WHAT YOU NEED TO DO: Transcribe the lines below verbatim, skipping the images.

[Data entries]
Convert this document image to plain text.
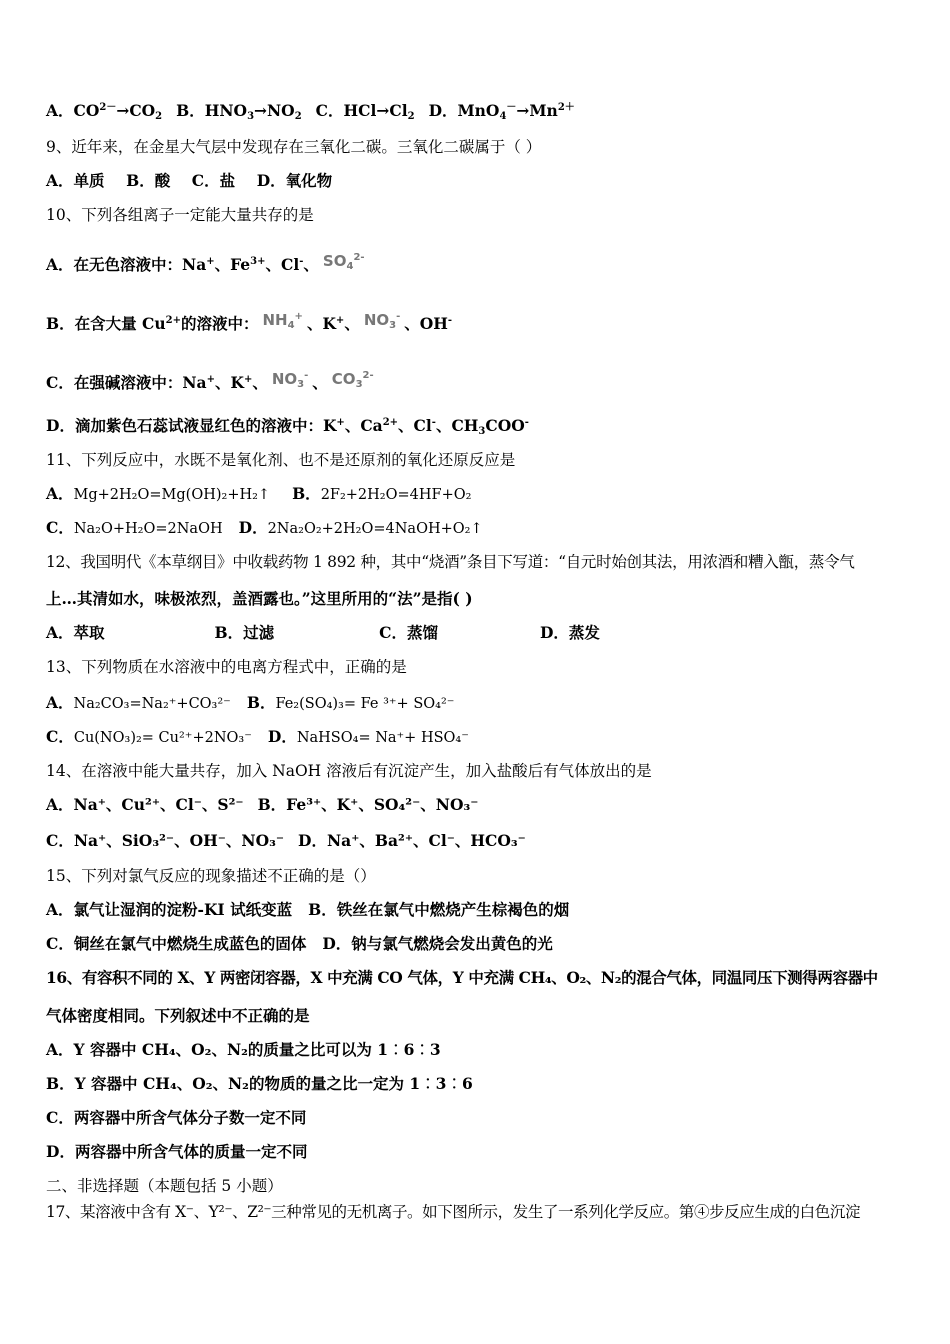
A．$CO^{2-}\to CO_2$ B．$HNO_3\to NO_2$ C．$HCl\to Cl_2$ D．$MnO_4^-\to Mn^{2+}$
9、近年来，在金星大气层中发现存在三氧化二碳。三氧化二碳属于（ ）
A．单质    B．酸    C．盐    D．氧化物
10、下列各组离子一定能大量共存的是
A．在无色溶液中：Na+、$Fe^{3+}$、Cl-、 $SO_4^{2-}$
B．在含大量 $Cu^{2+}$的溶液中： $NH_4^+$ 、K+、 $NO_3^-$ 、OH-
C．在强碱溶液中：Na+、K+、 $NO_3^-$ 、 $CO_3^{2-}$
D．滴加紫色石蕊试液显红色的溶液中：K+、$Ca^{2+}$、Cl-、$CH_3COO^-$
11、下列反应中，水既不是氧化剂、也不是还原剂的氧化还原反应是
A．Mg+2H₂O=Mg(OH)₂+H₂↑ B．2F₂+2H₂O=4HF+O₂
C．Na₂O+H₂O=2NaOH D．2Na₂O₂+2H₂O=4NaOH+O₂↑
12、我国明代《本草纲目》中收载药物 1 892 种，其中“烧酒”条目下写道：“自元时始创其法，用浓酒和糟入甑，蒸令气
上…其清如水，味极浓烈，盖酒露也。”这里所用的“法”是指( )
A．萃取	B．过滤	C．蒸馏	D．蒸发
13、下列物质在水溶液中的电离方程式中，正确的是
A．Na₂CO₃=Na₂⁺+CO₃²⁻ B．Fe₂(SO₄)₃= Fe ³⁺+ SO₄²⁻
C．Cu(NO₃)₂= Cu²⁺+2NO₃⁻ D．NaHSO₄= Na⁺+ HSO₄⁻
14、在溶液中能大量共存，加入 NaOH 溶液后有沉淀产生，加入盐酸后有气体放出的是
A．Na⁺、Cu²⁺、Cl⁻、S²⁻ B．Fe³⁺、K⁺、SO₄²⁻、NO₃⁻
C．Na⁺、SiO₃²⁻、OH⁻、NO₃⁻ D．Na⁺、Ba²⁺、Cl⁻、HCO₃⁻
15、下列对氯气反应的现象描述不正确的是（）
A．氯气让湿润的淀粉-KI 试纸变蓝 B．铁丝在氯气中燃烧产生棕褐色的烟
C．铜丝在氯气中燃烧生成蓝色的固体 D．钠与氯气燃烧会发出黄色的光
16、有容积不同的 X、Y 两密闭容器，X 中充满 CO 气体，Y 中充满 CH₄、O₂、N₂的混合气体，同温同压下测得两容器中
气体密度相同。下列叙述中不正确的是
A．Y 容器中 CH₄、O₂、N₂的质量之比可以为 1︰6︰3
B．Y 容器中 CH₄、O₂、N₂的物质的量之比一定为 1︰3︰6
C．两容器中所含气体分子数一定不同
D．两容器中所含气体的质量一定不同
二、非选择题（本题包括 5 小题）
17、某溶液中含有 X⁻、Y²⁻、Z²⁻三种常见的无机离子。如下图所示，发生了一系列化学反应。第④步反应生成的白色沉淀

WORKED SOLUTION:
Convert this document image to plain text.
A．$CO^{2-}\to CO_2$ B．$HNO_3\to NO_2$ C．$HCl\to Cl_2$ D．$MnO_4^-\to Mn^{2+}$
9、近年来，在金星大气层中发现存在三氧化二碳。三氧化二碳属于（ ）
A．单质    B．酸    C．盐    D．氧化物
10、下列各组离子一定能大量共存的是
A．在无色溶液中：Na+、$Fe^{3+}$、Cl-、 $SO_4^{2-}$
B．在含大量 $Cu^{2+}$的溶液中： $NH_4^+$ 、K+、 $NO_3^-$ 、OH-
C．在强碱溶液中：Na+、K+、 $NO_3^-$ 、 $CO_3^{2-}$
D．滴加紫色石蕊试液显红色的溶液中：K+、$Ca^{2+}$、Cl-、$CH_3COO^-$
11、下列反应中，水既不是氧化剂、也不是还原剂的氧化还原反应是
A．Mg+2H₂O=Mg(OH)₂+H₂↑ B．2F₂+2H₂O=4HF+O₂
C．Na₂O+H₂O=2NaOH D．2Na₂O₂+2H₂O=4NaOH+O₂↑
12、我国明代《本草纲目》中收载药物 1 892 种，其中“烧酒”条目下写道：“自元时始创其法，用浓酒和糟入甑，蒸令气
上…其清如水，味极浓烈，盖酒露也。”这里所用的“法”是指( )
A．萃取	B．过滤	C．蒸馏	D．蒸发
13、下列物质在水溶液中的电离方程式中，正确的是
A．Na₂CO₃=Na₂⁺+CO₃²⁻ B．Fe₂(SO₄)₃= Fe ³⁺+ SO₄²⁻
C．Cu(NO₃)₂= Cu²⁺+2NO₃⁻ D．NaHSO₄= Na⁺+ HSO₄⁻
14、在溶液中能大量共存，加入 NaOH 溶液后有沉淀产生，加入盐酸后有气体放出的是
A．Na⁺、Cu²⁺、Cl⁻、S²⁻ B．Fe³⁺、K⁺、SO₄²⁻、NO₃⁻
C．Na⁺、SiO₃²⁻、OH⁻、NO₃⁻ D．Na⁺、Ba²⁺、Cl⁻、HCO₃⁻
15、下列对氯气反应的现象描述不正确的是（）
A．氯气让湿润的淀粉-KI 试纸变蓝 B．铁丝在氯气中燃烧产生棕褐色的烟
C．铜丝在氯气中燃烧生成蓝色的固体 D．钠与氯气燃烧会发出黄色的光
16、有容积不同的 X、Y 两密闭容器，X 中充满 CO 气体，Y 中充满 CH₄、O₂、N₂的混合气体，同温同压下测得两容器中
气体密度相同。下列叙述中不正确的是
A．Y 容器中 CH₄、O₂、N₂的质量之比可以为 1︰6︰3
B．Y 容器中 CH₄、O₂、N₂的物质的量之比一定为 1︰3︰6
C．两容器中所含气体分子数一定不同
D．两容器中所含气体的质量一定不同
二、非选择题（本题包括 5 小题）
17、某溶液中含有 X⁻、Y²⁻、Z²⁻三种常见的无机离子。如下图所示，发生了一系列化学反应。第④步反应生成的白色沉淀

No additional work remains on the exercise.